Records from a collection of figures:
--
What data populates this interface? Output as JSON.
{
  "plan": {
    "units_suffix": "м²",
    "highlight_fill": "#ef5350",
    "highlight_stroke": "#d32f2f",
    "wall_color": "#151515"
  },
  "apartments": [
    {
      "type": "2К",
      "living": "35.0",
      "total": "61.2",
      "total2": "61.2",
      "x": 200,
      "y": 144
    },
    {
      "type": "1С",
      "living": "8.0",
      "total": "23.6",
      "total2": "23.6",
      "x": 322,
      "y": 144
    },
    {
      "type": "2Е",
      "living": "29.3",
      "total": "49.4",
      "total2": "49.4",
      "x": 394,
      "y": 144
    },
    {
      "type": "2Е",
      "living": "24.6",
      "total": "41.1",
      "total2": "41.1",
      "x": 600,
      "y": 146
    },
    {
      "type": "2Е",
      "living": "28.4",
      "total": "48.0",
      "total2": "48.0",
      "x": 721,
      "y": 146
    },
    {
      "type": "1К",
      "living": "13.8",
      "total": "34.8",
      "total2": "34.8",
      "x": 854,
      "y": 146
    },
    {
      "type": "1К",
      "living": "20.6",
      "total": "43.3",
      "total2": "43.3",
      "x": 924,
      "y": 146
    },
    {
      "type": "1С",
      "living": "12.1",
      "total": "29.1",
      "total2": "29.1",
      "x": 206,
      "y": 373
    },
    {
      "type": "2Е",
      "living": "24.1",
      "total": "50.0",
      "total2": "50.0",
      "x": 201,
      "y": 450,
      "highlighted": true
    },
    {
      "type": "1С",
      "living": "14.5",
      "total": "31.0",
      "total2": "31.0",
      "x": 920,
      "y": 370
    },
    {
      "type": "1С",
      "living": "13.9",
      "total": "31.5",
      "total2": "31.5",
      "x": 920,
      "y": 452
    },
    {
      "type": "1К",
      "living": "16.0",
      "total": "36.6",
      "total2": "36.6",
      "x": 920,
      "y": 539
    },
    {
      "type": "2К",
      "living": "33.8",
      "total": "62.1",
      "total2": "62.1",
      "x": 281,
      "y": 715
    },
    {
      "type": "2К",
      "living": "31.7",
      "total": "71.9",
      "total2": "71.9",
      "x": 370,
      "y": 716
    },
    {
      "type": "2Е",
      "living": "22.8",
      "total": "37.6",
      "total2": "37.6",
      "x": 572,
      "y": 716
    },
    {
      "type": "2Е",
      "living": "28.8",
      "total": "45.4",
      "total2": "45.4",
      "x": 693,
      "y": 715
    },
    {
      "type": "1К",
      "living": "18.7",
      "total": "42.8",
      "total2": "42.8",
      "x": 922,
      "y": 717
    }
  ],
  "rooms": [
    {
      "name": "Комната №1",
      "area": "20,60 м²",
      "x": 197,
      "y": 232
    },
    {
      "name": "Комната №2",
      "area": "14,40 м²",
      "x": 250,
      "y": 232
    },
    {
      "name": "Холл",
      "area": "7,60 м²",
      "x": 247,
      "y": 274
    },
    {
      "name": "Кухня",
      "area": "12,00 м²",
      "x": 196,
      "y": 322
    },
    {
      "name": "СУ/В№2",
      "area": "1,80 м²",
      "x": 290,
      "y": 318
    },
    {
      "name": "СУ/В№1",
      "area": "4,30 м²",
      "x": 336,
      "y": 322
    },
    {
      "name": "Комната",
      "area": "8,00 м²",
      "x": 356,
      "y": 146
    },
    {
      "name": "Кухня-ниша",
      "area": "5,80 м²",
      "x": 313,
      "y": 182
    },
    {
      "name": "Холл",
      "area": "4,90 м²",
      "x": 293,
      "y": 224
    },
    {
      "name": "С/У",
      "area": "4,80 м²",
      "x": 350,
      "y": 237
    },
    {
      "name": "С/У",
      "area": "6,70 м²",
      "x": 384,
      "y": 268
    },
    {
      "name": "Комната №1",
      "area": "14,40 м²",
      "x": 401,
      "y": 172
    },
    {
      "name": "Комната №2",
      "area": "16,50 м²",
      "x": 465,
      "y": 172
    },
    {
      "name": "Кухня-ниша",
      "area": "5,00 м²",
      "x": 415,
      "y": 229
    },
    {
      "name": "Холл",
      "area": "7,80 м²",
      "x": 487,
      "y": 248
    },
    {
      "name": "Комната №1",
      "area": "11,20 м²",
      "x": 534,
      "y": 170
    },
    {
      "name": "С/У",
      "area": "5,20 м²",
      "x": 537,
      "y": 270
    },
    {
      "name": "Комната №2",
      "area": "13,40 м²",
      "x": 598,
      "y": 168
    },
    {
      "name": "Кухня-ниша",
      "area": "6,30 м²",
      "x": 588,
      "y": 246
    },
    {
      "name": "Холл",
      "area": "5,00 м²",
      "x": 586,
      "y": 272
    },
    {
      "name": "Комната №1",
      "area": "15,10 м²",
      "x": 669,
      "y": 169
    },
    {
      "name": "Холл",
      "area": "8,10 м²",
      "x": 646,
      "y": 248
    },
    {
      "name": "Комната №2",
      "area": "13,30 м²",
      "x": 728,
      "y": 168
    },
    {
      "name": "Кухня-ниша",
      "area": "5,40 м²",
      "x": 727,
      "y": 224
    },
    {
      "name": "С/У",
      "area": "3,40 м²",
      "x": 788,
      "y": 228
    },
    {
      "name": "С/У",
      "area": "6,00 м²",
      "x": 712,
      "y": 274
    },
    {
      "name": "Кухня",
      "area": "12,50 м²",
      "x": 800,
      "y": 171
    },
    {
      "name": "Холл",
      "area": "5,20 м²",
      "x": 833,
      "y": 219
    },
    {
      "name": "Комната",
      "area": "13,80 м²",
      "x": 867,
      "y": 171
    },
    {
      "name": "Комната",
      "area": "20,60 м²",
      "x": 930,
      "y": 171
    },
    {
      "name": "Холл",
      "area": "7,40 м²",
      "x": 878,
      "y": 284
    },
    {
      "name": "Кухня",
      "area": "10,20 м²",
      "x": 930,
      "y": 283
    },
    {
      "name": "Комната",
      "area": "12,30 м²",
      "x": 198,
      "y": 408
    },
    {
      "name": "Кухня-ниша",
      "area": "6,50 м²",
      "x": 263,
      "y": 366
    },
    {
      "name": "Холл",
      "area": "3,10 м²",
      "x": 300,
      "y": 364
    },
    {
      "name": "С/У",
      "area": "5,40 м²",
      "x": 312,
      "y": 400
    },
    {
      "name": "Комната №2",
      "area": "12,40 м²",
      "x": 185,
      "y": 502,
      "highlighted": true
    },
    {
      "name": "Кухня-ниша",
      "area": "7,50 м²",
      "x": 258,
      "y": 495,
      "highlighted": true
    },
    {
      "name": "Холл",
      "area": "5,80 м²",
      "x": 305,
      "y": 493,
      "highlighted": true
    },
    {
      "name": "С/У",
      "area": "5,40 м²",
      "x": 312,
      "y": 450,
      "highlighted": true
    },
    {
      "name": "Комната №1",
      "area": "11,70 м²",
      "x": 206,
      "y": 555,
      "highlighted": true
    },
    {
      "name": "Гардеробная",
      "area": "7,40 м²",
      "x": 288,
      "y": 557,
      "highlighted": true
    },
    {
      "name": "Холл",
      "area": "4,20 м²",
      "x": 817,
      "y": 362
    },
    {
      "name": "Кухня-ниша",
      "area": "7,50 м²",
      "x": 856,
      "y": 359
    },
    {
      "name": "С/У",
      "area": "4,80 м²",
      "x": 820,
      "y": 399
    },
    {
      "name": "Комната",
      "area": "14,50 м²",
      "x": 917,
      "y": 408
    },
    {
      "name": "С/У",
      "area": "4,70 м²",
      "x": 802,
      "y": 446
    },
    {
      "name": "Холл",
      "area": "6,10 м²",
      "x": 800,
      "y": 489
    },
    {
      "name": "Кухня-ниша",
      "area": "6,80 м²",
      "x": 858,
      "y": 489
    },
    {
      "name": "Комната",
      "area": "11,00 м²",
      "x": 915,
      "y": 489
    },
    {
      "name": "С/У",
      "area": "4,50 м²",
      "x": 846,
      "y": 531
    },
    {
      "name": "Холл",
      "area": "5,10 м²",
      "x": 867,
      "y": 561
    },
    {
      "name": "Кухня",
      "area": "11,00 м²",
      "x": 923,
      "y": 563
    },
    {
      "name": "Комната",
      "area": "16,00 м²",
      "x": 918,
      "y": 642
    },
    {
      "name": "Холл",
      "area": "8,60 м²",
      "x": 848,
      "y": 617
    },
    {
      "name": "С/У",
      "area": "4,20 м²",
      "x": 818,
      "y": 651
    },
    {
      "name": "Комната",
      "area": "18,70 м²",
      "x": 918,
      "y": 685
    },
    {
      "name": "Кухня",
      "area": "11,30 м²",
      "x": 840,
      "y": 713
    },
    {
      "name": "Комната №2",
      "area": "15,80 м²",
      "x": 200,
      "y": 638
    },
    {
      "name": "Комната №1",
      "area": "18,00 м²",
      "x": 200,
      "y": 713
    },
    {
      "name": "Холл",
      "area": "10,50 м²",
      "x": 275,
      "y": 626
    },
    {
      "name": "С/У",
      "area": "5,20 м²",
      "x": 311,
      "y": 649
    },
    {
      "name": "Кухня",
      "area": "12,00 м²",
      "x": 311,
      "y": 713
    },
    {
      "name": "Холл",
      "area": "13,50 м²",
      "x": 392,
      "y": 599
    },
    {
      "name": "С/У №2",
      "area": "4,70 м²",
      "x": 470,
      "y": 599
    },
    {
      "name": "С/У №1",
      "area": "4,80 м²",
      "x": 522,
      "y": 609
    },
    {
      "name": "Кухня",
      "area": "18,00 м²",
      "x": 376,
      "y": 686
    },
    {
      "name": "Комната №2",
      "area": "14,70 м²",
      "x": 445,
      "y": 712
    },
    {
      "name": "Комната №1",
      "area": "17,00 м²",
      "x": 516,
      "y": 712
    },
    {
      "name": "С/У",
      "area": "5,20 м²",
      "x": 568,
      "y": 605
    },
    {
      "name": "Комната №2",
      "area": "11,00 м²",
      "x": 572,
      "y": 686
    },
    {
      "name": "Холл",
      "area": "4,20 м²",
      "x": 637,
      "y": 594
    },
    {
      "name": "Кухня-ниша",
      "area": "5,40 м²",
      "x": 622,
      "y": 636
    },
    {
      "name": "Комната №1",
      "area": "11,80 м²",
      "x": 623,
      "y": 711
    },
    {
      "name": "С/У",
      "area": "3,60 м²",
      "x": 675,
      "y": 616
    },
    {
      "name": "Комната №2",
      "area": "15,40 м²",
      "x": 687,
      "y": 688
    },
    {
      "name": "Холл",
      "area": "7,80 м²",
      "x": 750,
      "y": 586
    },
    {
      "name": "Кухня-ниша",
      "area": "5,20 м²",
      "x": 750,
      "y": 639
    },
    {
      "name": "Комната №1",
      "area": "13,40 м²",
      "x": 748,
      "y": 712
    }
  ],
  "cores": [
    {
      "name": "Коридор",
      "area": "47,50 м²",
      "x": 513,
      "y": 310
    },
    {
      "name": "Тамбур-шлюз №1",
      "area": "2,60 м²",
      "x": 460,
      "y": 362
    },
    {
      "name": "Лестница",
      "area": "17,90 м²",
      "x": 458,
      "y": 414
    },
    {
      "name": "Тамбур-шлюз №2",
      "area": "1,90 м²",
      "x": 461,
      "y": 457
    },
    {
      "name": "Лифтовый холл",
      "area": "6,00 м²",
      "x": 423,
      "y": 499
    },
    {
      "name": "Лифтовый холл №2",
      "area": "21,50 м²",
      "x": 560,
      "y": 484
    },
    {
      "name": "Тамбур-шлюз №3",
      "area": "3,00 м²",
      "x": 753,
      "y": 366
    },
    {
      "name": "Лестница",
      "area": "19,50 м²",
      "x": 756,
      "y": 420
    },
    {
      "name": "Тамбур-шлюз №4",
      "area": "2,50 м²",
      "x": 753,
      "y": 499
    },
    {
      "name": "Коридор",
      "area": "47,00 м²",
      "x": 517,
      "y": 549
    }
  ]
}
--
TO DO: Gather all lines with the string "шлюз" from the data.

SOLUTION TO THE EXERCISE:
      "name": "Тамбур-шлюз №1",
      "name": "Тамбур-шлюз №2",
      "name": "Тамбур-шлюз №3",
      "name": "Тамбур-шлюз №4",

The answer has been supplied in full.